> **WORK TO COMPLETE**:
1. List every type of student loan named in the student loans text below.
2. Please state the interest rate on a Stafford loan for the grace period, according to the student loans text below.
3. Transcribe the student loans text below, everything from "Stafford loans are" down to "the grace period.".

> **GIVEN TEXT**:
────────────────
At this moment there are a part of students can get the same change in education. Generally their reason is caused by money. Student loans are founded to fill their need about money. Student loans are financial aids which is given especially for the purpose of education. Student loans are different with other because they offer a low of interest rate and repayment periods that can be suitable with the ability of borrower.

There are different types of loans available to the students – Stafford loans, Perkins loans, PLUS loans and private educational loans.

Stafford loans are disbursed by the federal government. To be eligible, the student must be enrolled in an accredited educational institution at least half-time. The student begins repayment after completing graduation. Stafford loans may be subsidized or unsubsidized. In a subsidized loan, the interest is charged only when the student begins repayment; but in an unsubsidized loan, the interest begins from the day the loan is disbursed. Commencing from July 1, 2005, the rate of interest on a Stafford loan is 5.30% for the repayment period and 4.70% for the grace period.

Perkins loans are disbursed by the school rather than the federal government. Again, a student must be enrolled in an accredited education institution at least half-time to be eligible for it. A Perkins loan charges lower interest rates than a Stafford loan, about 5%.

PLUS loans are loans taken by the parents for their children’s educational needs, if the children are dependent. The student must be enrolled in an accredited educational institution at least half-time to be eligible. Parents are responsible for the repayment of PLUS loans. A Perkins loan is a low interest loan, charging rates of interest from 4.17% (it may go up to 6.10%, depending on the period of repayment).
────────────────
> **PROVIDED DATA**:
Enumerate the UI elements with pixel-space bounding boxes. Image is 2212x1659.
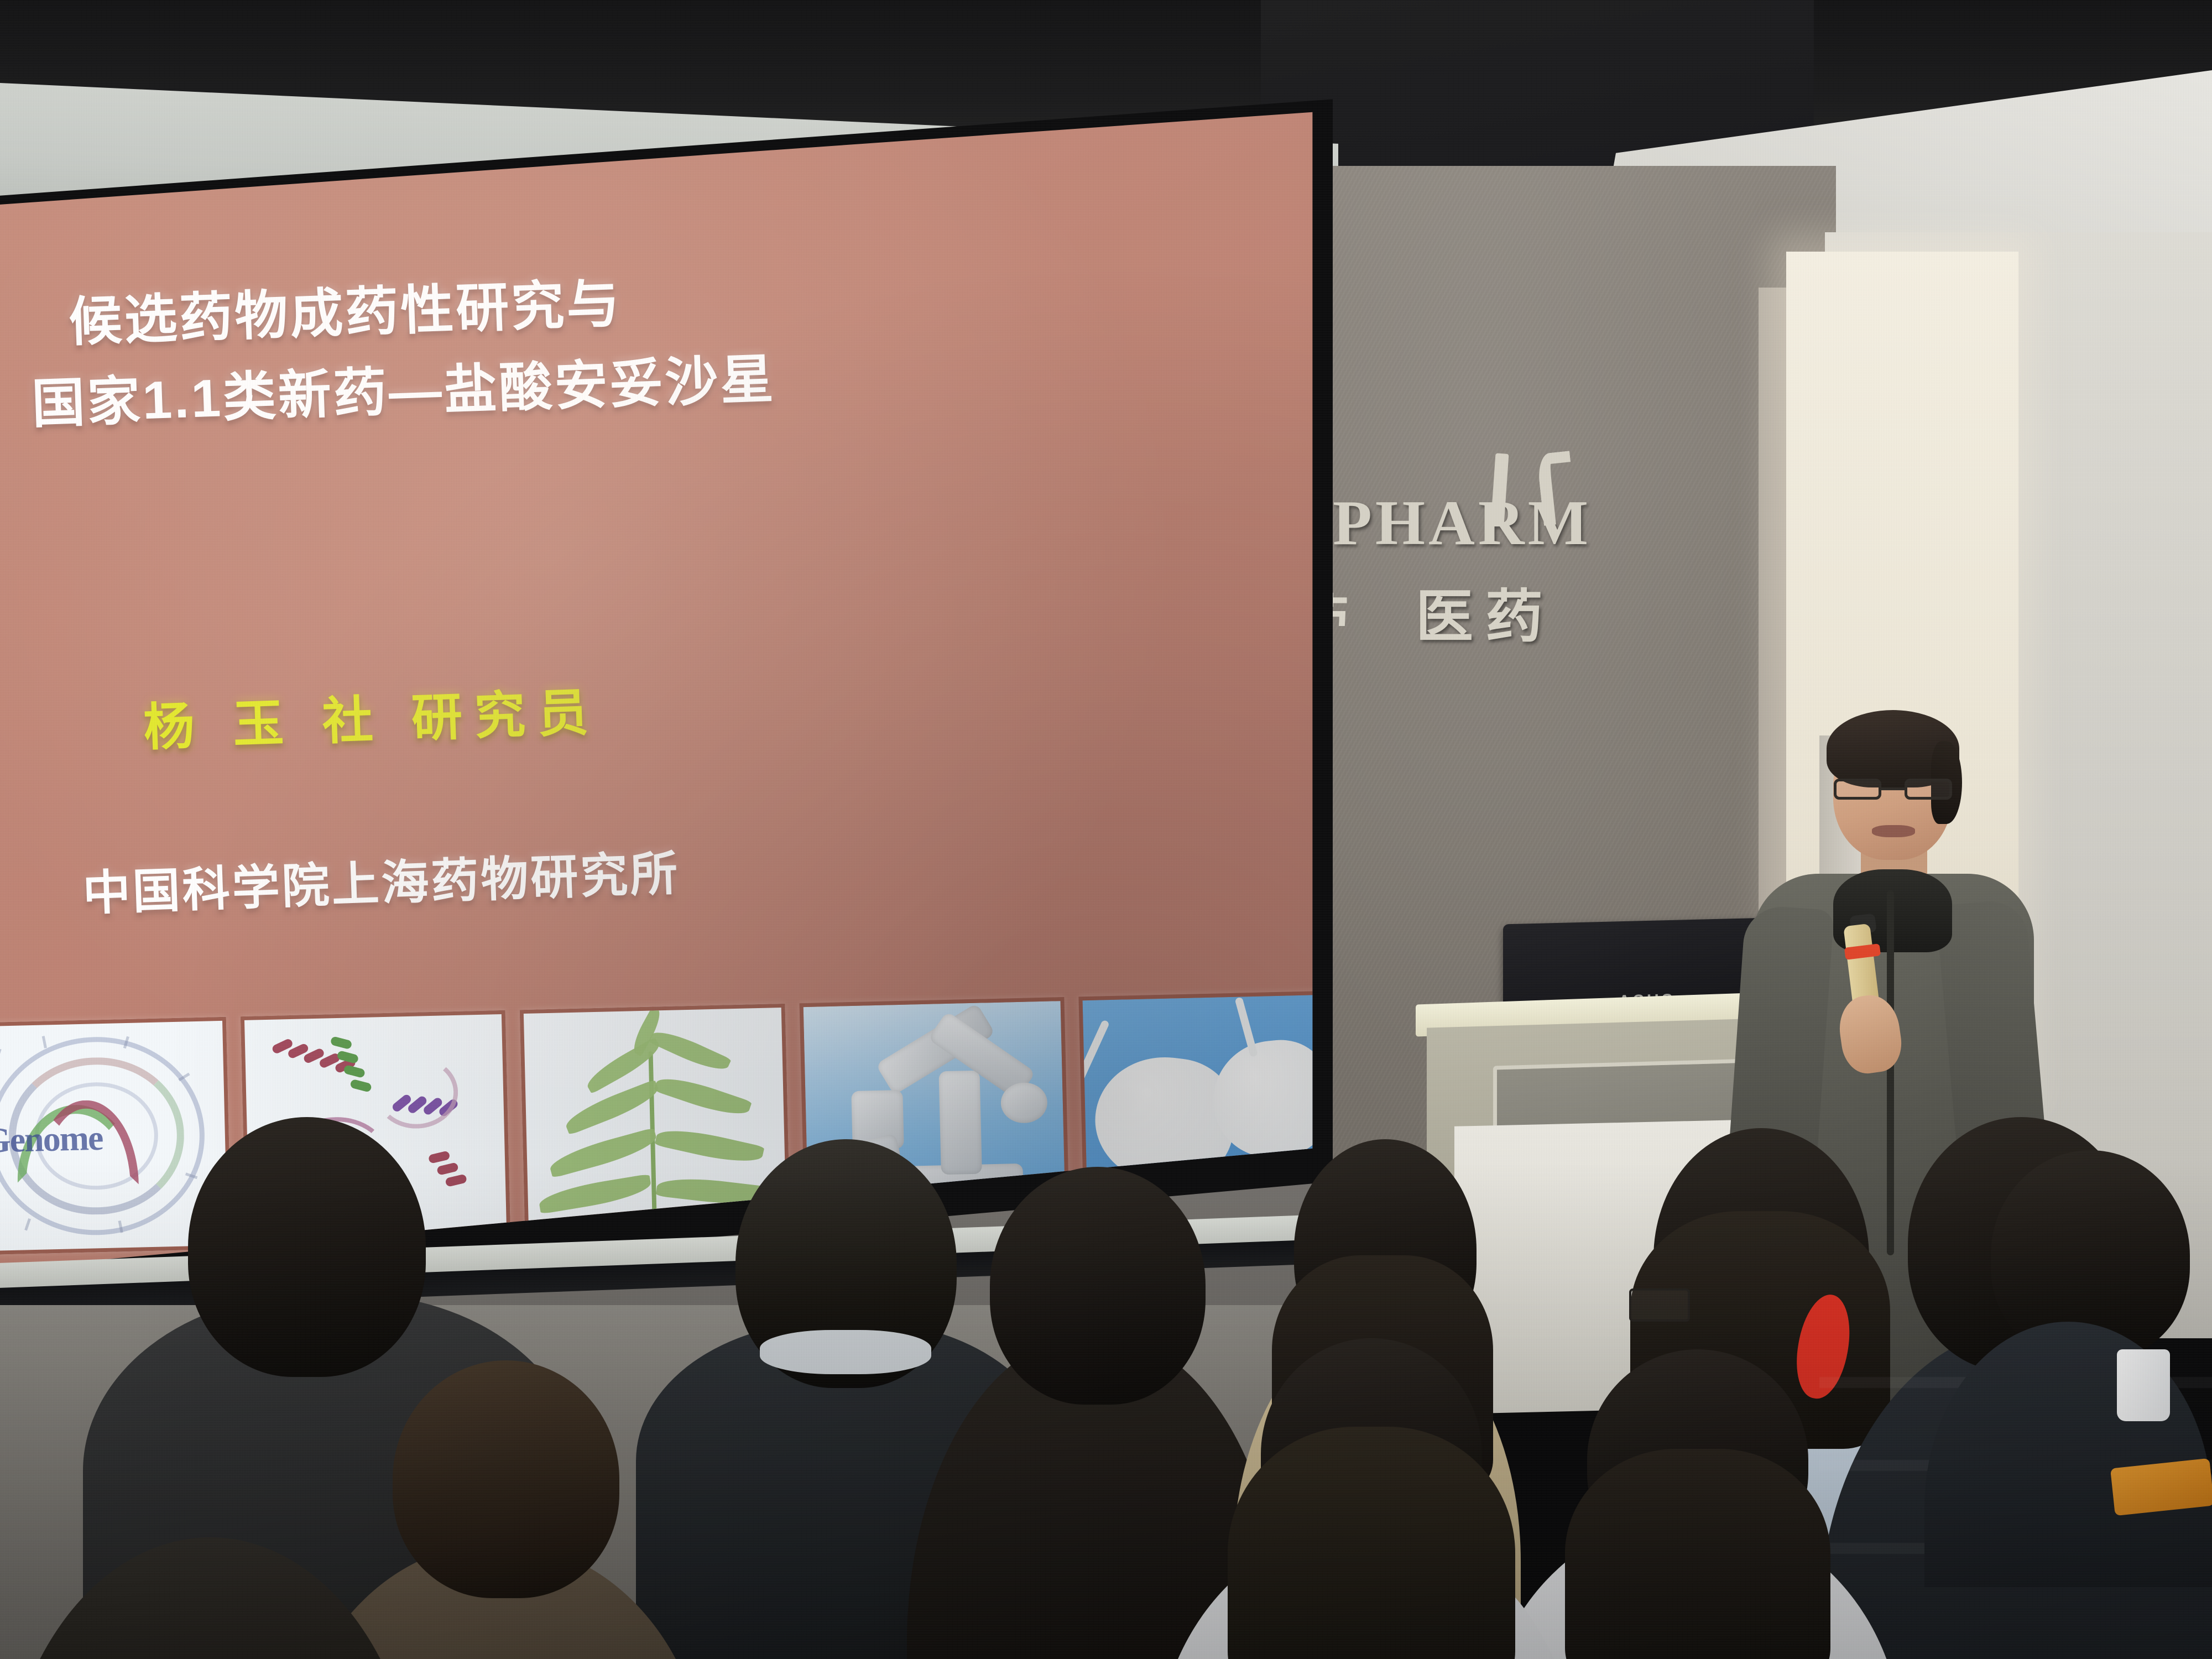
────────────────
> **EXERCISE RESPONSES**:
1. Stafford loans, Perkins loans, PLUS loans, private educational loans

2. 4.70%

3.
Stafford loans are disbursed by the federal government. To be eligible, the student must be enrolled in an accredited educational institution at least half-time. The student begins repayment after completing graduation. Stafford loans may be subsidized or unsubsidized. In a subsidized loan, the interest is charged only when the student begins repayment; but in an unsubsidized loan, the interest begins from the day the loan is disbursed. Commencing from July 1, 2005, the rate of interest on a Stafford loan is 5.30% for the repayment period and 4.70% for the grace period.